Records for this task
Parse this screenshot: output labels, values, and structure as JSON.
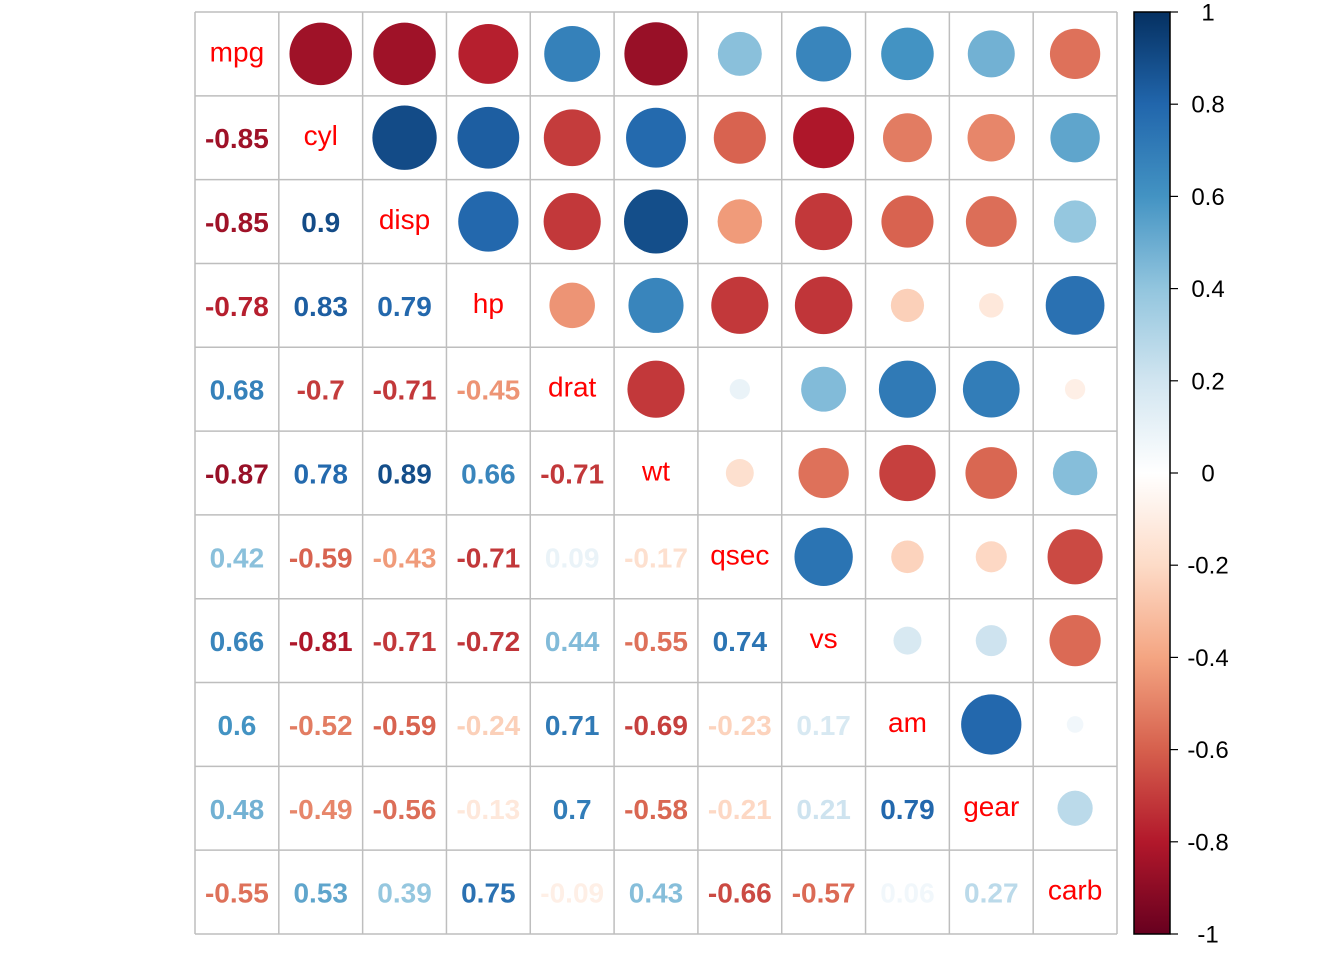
{
  "chart_data": {
    "type": "heatmap",
    "style": "correlation matrix: circles in upper triangle, numeric coefficients in lower triangle, variable names on diagonal",
    "variables": [
      "mpg",
      "cyl",
      "disp",
      "hp",
      "drat",
      "wt",
      "qsec",
      "vs",
      "am",
      "gear",
      "carb"
    ],
    "matrix": [
      [
        1,
        -0.85,
        -0.85,
        -0.78,
        0.68,
        -0.87,
        0.42,
        0.66,
        0.6,
        0.48,
        -0.55
      ],
      [
        -0.85,
        1,
        0.9,
        0.83,
        -0.7,
        0.78,
        -0.59,
        -0.81,
        -0.52,
        -0.49,
        0.53
      ],
      [
        -0.85,
        0.9,
        1,
        0.79,
        -0.71,
        0.89,
        -0.43,
        -0.71,
        -0.59,
        -0.56,
        0.39
      ],
      [
        -0.78,
        0.83,
        0.79,
        1,
        -0.45,
        0.66,
        -0.71,
        -0.72,
        -0.24,
        -0.13,
        0.75
      ],
      [
        0.68,
        -0.7,
        -0.71,
        -0.45,
        1,
        -0.71,
        0.09,
        0.44,
        0.71,
        0.7,
        -0.09
      ],
      [
        -0.87,
        0.78,
        0.89,
        0.66,
        -0.71,
        1,
        -0.17,
        -0.55,
        -0.69,
        -0.58,
        0.43
      ],
      [
        0.42,
        -0.59,
        -0.43,
        -0.71,
        0.09,
        -0.17,
        1,
        0.74,
        -0.23,
        -0.21,
        -0.66
      ],
      [
        0.66,
        -0.81,
        -0.71,
        -0.72,
        0.44,
        -0.55,
        0.74,
        1,
        0.17,
        0.21,
        -0.57
      ],
      [
        0.6,
        -0.52,
        -0.59,
        -0.24,
        0.71,
        -0.69,
        -0.23,
        0.17,
        1,
        0.79,
        0.06
      ],
      [
        0.48,
        -0.49,
        -0.56,
        -0.13,
        0.7,
        -0.58,
        -0.21,
        0.21,
        0.79,
        1,
        0.27
      ],
      [
        -0.55,
        0.53,
        0.39,
        0.75,
        -0.09,
        0.43,
        -0.66,
        -0.57,
        0.06,
        0.27,
        1
      ]
    ],
    "lower_labels": [
      [
        null,
        null,
        null,
        null,
        null,
        null,
        null,
        null,
        null,
        null,
        null
      ],
      [
        "-0.85",
        null,
        null,
        null,
        null,
        null,
        null,
        null,
        null,
        null,
        null
      ],
      [
        "-0.85",
        "0.9",
        null,
        null,
        null,
        null,
        null,
        null,
        null,
        null,
        null
      ],
      [
        "-0.78",
        "0.83",
        "0.79",
        null,
        null,
        null,
        null,
        null,
        null,
        null,
        null
      ],
      [
        "0.68",
        "-0.7",
        "-0.71",
        "-0.45",
        null,
        null,
        null,
        null,
        null,
        null,
        null
      ],
      [
        "-0.87",
        "0.78",
        "0.89",
        "0.66",
        "-0.71",
        null,
        null,
        null,
        null,
        null,
        null
      ],
      [
        "0.42",
        "-0.59",
        "-0.43",
        "-0.71",
        "0.09",
        "-0.17",
        null,
        null,
        null,
        null,
        null
      ],
      [
        "0.66",
        "-0.81",
        "-0.71",
        "-0.72",
        "0.44",
        "-0.55",
        "0.74",
        null,
        null,
        null,
        null
      ],
      [
        "0.6",
        "-0.52",
        "-0.59",
        "-0.24",
        "0.71",
        "-0.69",
        "-0.23",
        "0.17",
        null,
        null,
        null
      ],
      [
        "0.48",
        "-0.49",
        "-0.56",
        "-0.13",
        "0.7",
        "-0.58",
        "-0.21",
        "0.21",
        "0.79",
        null,
        null
      ],
      [
        "-0.55",
        "0.53",
        "0.39",
        "0.75",
        "-0.09",
        "0.43",
        "-0.66",
        "-0.57",
        "0.06",
        "0.27",
        null
      ]
    ],
    "colorbar": {
      "range": [
        -1,
        1
      ],
      "ticks": [
        "1",
        "0.8",
        "0.6",
        "0.4",
        "0.2",
        "0",
        "-0.2",
        "-0.4",
        "-0.6",
        "-0.8",
        "-1"
      ],
      "palette": [
        "#67001F",
        "#B2182B",
        "#D6604D",
        "#F4A582",
        "#FDDBC7",
        "#FFFFFF",
        "#D1E5F0",
        "#92C5DE",
        "#4393C3",
        "#2166AC",
        "#053061"
      ]
    },
    "diagonal_label_color": "#FF0000",
    "grid_color": "#BEBEBE"
  }
}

Direction
Identify and copy lines that hold the string "matrix".

Task response
    "style": "correlation matrix: circles in upper triangle, numeric coefficients in lower triangle, variable names on diagonal",
    "matrix": [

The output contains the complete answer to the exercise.